Objective
Could you update the records below by replacing every "table-row-divider" with "table-row-separator" and leaving all other text unchanged?

Dataset entries
╭──

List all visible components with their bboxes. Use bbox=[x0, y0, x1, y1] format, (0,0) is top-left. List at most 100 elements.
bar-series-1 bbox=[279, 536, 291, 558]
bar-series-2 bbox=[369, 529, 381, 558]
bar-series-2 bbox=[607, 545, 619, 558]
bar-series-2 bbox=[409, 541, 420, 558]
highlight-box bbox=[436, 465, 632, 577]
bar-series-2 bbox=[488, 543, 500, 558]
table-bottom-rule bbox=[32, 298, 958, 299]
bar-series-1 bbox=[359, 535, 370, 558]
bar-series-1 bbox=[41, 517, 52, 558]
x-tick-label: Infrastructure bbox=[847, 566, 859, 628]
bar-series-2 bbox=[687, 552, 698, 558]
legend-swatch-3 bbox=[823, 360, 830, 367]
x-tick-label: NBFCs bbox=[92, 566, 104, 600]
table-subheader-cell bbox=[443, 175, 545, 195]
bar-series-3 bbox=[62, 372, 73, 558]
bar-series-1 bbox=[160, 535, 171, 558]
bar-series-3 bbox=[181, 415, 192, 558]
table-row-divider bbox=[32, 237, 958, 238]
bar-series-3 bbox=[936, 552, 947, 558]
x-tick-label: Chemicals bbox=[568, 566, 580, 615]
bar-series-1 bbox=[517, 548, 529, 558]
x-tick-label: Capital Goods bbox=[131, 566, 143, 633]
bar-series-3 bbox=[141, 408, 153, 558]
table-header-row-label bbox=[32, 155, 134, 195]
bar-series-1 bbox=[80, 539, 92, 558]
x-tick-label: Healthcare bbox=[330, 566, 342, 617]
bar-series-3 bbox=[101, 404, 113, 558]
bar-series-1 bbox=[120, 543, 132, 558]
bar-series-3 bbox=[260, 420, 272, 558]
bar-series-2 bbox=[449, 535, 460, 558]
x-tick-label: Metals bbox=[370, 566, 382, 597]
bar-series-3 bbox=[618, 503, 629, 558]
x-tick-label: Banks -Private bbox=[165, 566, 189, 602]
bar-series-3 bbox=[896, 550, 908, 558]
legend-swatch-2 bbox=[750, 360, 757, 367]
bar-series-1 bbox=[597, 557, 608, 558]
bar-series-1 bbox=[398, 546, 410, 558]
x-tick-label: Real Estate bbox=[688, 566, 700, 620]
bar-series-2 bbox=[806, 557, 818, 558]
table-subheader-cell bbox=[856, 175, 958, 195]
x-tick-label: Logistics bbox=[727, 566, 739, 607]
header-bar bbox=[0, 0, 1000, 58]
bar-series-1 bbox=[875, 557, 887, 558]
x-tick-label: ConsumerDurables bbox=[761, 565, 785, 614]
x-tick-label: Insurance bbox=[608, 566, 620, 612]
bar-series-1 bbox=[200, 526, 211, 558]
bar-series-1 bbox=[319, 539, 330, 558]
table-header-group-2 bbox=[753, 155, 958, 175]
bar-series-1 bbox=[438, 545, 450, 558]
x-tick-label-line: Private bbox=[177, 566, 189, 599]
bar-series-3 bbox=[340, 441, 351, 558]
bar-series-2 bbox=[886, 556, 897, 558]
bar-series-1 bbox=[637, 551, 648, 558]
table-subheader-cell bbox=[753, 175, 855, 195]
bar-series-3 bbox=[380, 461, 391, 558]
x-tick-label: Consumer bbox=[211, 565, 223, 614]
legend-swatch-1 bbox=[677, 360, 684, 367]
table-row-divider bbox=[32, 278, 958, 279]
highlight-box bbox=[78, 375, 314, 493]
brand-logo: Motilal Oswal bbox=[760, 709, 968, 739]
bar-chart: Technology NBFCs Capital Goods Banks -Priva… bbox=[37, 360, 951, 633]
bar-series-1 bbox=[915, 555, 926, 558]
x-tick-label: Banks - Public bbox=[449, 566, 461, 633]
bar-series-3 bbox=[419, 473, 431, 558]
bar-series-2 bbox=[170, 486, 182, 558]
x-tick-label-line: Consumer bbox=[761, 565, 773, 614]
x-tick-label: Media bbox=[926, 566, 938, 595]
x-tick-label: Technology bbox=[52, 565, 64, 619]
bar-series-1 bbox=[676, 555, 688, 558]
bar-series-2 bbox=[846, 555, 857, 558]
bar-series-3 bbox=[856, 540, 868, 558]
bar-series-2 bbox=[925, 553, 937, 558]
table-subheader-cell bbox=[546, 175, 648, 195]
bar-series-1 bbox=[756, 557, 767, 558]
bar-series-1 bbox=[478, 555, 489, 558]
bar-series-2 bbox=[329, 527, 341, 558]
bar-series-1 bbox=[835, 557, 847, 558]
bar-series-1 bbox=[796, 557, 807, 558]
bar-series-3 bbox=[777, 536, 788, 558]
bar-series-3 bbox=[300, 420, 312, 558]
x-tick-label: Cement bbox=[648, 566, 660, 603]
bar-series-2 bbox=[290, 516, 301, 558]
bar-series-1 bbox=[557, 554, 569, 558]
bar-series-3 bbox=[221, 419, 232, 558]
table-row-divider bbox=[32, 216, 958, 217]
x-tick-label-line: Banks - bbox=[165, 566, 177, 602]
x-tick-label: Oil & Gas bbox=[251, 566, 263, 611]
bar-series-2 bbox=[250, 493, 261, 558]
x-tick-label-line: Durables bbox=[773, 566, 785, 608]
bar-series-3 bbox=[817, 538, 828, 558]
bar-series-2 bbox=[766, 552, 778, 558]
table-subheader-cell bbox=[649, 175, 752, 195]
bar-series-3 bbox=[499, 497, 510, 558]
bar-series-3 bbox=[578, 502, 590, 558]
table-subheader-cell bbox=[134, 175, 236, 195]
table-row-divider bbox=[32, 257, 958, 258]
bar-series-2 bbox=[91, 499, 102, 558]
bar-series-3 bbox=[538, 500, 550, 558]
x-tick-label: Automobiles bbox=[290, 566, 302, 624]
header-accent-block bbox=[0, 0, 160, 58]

╰──

Complete response
List all visible components with their bboxes. Use bbox=[x0, y0, x1, y1] format, (0,0) is top-left. List at most 100 elements.
bar-series-1 bbox=[279, 536, 291, 558]
bar-series-2 bbox=[369, 529, 381, 558]
bar-series-2 bbox=[607, 545, 619, 558]
bar-series-2 bbox=[409, 541, 420, 558]
highlight-box bbox=[436, 465, 632, 577]
bar-series-2 bbox=[488, 543, 500, 558]
table-bottom-rule bbox=[32, 298, 958, 299]
bar-series-1 bbox=[359, 535, 370, 558]
bar-series-1 bbox=[41, 517, 52, 558]
x-tick-label: Infrastructure bbox=[847, 566, 859, 628]
bar-series-2 bbox=[687, 552, 698, 558]
legend-swatch-3 bbox=[823, 360, 830, 367]
x-tick-label: NBFCs bbox=[92, 566, 104, 600]
table-subheader-cell bbox=[443, 175, 545, 195]
bar-series-3 bbox=[62, 372, 73, 558]
bar-series-1 bbox=[160, 535, 171, 558]
bar-series-3 bbox=[181, 415, 192, 558]
table-row-separator bbox=[32, 237, 958, 238]
bar-series-3 bbox=[936, 552, 947, 558]
x-tick-label: Chemicals bbox=[568, 566, 580, 615]
bar-series-1 bbox=[517, 548, 529, 558]
x-tick-label: Capital Goods bbox=[131, 566, 143, 633]
bar-series-3 bbox=[141, 408, 153, 558]
table-header-row-label bbox=[32, 155, 134, 195]
bar-series-1 bbox=[80, 539, 92, 558]
x-tick-label: Healthcare bbox=[330, 566, 342, 617]
bar-series-3 bbox=[101, 404, 113, 558]
bar-series-1 bbox=[120, 543, 132, 558]
bar-series-3 bbox=[260, 420, 272, 558]
bar-series-2 bbox=[449, 535, 460, 558]
x-tick-label: Metals bbox=[370, 566, 382, 597]
bar-series-3 bbox=[618, 503, 629, 558]
x-tick-label: Banks -Private bbox=[165, 566, 189, 602]
bar-series-3 bbox=[896, 550, 908, 558]
legend-swatch-2 bbox=[750, 360, 757, 367]
bar-series-1 bbox=[597, 557, 608, 558]
bar-series-1 bbox=[398, 546, 410, 558]
x-tick-label: Real Estate bbox=[688, 566, 700, 620]
bar-series-2 bbox=[806, 557, 818, 558]
table-subheader-cell bbox=[856, 175, 958, 195]
x-tick-label: Logistics bbox=[727, 566, 739, 607]
header-bar bbox=[0, 0, 1000, 58]
bar-series-1 bbox=[875, 557, 887, 558]
x-tick-label: ConsumerDurables bbox=[761, 565, 785, 614]
x-tick-label: Insurance bbox=[608, 566, 620, 612]
bar-series-1 bbox=[200, 526, 211, 558]
bar-series-1 bbox=[319, 539, 330, 558]
table-header-group-2 bbox=[753, 155, 958, 175]
bar-series-1 bbox=[438, 545, 450, 558]
x-tick-label-line: Private bbox=[177, 566, 189, 599]
bar-series-3 bbox=[340, 441, 351, 558]
bar-series-2 bbox=[886, 556, 897, 558]
bar-series-1 bbox=[637, 551, 648, 558]
table-subheader-cell bbox=[753, 175, 855, 195]
bar-series-3 bbox=[380, 461, 391, 558]
x-tick-label: Consumer bbox=[211, 565, 223, 614]
legend-swatch-1 bbox=[677, 360, 684, 367]
table-row-separator bbox=[32, 278, 958, 279]
highlight-box bbox=[78, 375, 314, 493]
brand-logo: Motilal Oswal bbox=[760, 709, 968, 739]
bar-chart: Technology NBFCs Capital Goods Banks -Priva… bbox=[37, 360, 951, 633]
bar-series-1 bbox=[915, 555, 926, 558]
x-tick-label: Banks - Public bbox=[449, 566, 461, 633]
bar-series-3 bbox=[419, 473, 431, 558]
bar-series-2 bbox=[170, 486, 182, 558]
x-tick-label-line: Consumer bbox=[761, 565, 773, 614]
x-tick-label: Media bbox=[926, 566, 938, 595]
x-tick-label: Technology bbox=[52, 565, 64, 619]
bar-series-1 bbox=[676, 555, 688, 558]
bar-series-2 bbox=[846, 555, 857, 558]
bar-series-3 bbox=[856, 540, 868, 558]
bar-series-2 bbox=[925, 553, 937, 558]
table-subheader-cell bbox=[546, 175, 648, 195]
bar-series-1 bbox=[756, 557, 767, 558]
bar-series-1 bbox=[478, 555, 489, 558]
bar-series-2 bbox=[329, 527, 341, 558]
bar-series-1 bbox=[835, 557, 847, 558]
bar-series-1 bbox=[796, 557, 807, 558]
bar-series-3 bbox=[777, 536, 788, 558]
bar-series-3 bbox=[300, 420, 312, 558]
x-tick-label: Cement bbox=[648, 566, 660, 603]
bar-series-2 bbox=[290, 516, 301, 558]
bar-series-1 bbox=[557, 554, 569, 558]
bar-series-3 bbox=[221, 419, 232, 558]
table-row-separator bbox=[32, 216, 958, 217]
x-tick-label-line: Banks - bbox=[165, 566, 177, 602]
x-tick-label: Oil & Gas bbox=[251, 566, 263, 611]
bar-series-2 bbox=[250, 493, 261, 558]
x-tick-label-line: Durables bbox=[773, 566, 785, 608]
bar-series-3 bbox=[817, 538, 828, 558]
bar-series-2 bbox=[766, 552, 778, 558]
table-subheader-cell bbox=[649, 175, 752, 195]
bar-series-3 bbox=[499, 497, 510, 558]
bar-series-3 bbox=[578, 502, 590, 558]
table-subheader-cell bbox=[134, 175, 236, 195]
table-row-separator bbox=[32, 257, 958, 258]
bar-series-2 bbox=[91, 499, 102, 558]
bar-series-3 bbox=[538, 500, 550, 558]
x-tick-label: Automobiles bbox=[290, 566, 302, 624]
header-accent-block bbox=[0, 0, 160, 58]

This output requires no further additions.